### List of tasks
**A.** In the rmlint developer's guide, rewrite the paragraph beginning "The code is hosted on GitHub" more briefly, keeping its main facts.
**B.** Print the part of the rmlint developer's guide from "We try to adhere" up to and including "never be interactive.".
**C.** According to the rmlint developer's guide, which branch should patches and pull requests be based on?

— Start Passage given —

Developer's Guide
=================

This guide is targeted to people that want to write new features or fix bugs in rmlint.

Bugs
----

Please use the issue tracker to post and discuss bugs and features:

    https://github.com/sahib/rmlint/issues

Philosophy
----------

We try to adhere to some principles when adding features:

* Try to stay compatible to standard unix' tools and ideas.
* Try to stay out of the users way and never be interactive.
* Try to make scripting as easy as possible.
* **Never** make ``rmlint`` modify the filesystem itself, only produce output
  to let the user easily do it.

Also keep this in mind, if you want to make a feature request.

Making contributions
--------------------

The code is hosted on GitHub, therefore our preferred way of receiving patches
is using GitHub's pull requests (normal git pull requests are okay too of course). 

.. note::

    ``origin/master`` should always contain working software. Base your patches
    and pull requests always on ``origin/develop``.

Here's a short step-by-step:

1. `Fork it`_.

— End Passage given —
— Start Entries supplied —

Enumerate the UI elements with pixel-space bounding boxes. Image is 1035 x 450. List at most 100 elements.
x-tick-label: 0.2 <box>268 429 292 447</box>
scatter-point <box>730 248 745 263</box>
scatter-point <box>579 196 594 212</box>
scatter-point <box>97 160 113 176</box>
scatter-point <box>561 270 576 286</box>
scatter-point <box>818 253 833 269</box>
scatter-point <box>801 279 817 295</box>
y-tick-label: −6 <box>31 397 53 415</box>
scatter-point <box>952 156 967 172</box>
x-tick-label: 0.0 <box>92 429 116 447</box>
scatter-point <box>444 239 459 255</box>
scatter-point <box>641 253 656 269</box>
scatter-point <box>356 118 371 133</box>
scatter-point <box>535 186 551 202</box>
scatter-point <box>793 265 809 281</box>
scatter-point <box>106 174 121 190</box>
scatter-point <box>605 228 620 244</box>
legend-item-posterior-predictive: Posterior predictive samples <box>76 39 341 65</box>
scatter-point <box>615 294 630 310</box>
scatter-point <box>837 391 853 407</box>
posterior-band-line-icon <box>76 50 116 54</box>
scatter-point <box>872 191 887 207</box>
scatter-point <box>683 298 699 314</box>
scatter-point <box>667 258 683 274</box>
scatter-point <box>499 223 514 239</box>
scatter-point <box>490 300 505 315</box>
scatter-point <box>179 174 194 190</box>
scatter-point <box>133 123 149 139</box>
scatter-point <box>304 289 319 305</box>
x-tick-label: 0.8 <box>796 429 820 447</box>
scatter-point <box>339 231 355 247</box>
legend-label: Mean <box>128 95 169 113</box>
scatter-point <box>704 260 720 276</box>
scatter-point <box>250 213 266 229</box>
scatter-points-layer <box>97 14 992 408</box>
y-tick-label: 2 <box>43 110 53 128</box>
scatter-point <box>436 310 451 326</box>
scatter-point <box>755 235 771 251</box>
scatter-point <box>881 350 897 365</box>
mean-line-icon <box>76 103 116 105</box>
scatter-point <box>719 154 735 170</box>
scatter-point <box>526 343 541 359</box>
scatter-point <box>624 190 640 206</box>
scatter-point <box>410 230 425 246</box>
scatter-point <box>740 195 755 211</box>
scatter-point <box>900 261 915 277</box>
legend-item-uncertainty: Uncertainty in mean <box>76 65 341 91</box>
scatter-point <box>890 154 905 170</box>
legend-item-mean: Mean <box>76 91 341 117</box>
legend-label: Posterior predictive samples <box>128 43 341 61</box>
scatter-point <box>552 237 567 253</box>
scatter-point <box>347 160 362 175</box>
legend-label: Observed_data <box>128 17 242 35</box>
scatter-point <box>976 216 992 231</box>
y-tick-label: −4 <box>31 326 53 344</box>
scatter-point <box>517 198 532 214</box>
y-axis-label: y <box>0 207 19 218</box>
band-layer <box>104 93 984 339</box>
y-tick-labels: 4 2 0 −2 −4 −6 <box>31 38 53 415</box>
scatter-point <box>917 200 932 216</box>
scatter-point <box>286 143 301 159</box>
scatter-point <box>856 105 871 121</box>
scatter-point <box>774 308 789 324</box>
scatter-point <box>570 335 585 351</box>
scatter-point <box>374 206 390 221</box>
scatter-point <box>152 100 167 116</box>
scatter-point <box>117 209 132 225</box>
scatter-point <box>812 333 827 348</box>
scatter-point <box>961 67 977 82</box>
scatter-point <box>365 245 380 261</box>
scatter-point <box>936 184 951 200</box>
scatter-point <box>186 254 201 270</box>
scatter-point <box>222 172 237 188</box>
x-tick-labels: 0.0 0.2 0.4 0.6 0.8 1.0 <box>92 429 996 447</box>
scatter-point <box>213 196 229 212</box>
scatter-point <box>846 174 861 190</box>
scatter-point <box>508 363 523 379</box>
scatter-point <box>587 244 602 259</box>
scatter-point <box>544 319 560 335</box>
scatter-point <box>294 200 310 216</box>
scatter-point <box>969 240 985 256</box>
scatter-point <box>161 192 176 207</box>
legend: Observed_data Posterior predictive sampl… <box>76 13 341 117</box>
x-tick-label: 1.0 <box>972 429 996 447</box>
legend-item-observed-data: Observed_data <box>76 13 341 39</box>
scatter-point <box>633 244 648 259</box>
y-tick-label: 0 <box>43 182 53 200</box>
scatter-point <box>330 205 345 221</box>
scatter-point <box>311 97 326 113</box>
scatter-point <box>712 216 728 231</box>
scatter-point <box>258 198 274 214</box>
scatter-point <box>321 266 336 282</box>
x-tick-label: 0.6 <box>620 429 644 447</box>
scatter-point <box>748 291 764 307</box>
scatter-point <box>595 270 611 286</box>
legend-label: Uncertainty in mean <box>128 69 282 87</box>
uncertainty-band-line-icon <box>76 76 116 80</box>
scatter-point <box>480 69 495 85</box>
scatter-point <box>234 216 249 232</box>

— End Entries supplied —

### Worked answers
**A.** Since the code lives on GitHub, patches are preferably submitted as GitHub pull requests, though normal git pull requests are also accepted.

**B.**
We try to adhere to some principles when adding features:

* Try to stay compatible to standard unix' tools and ideas.
* Try to stay out of the users way and never be interactive.

**C.** origin/develop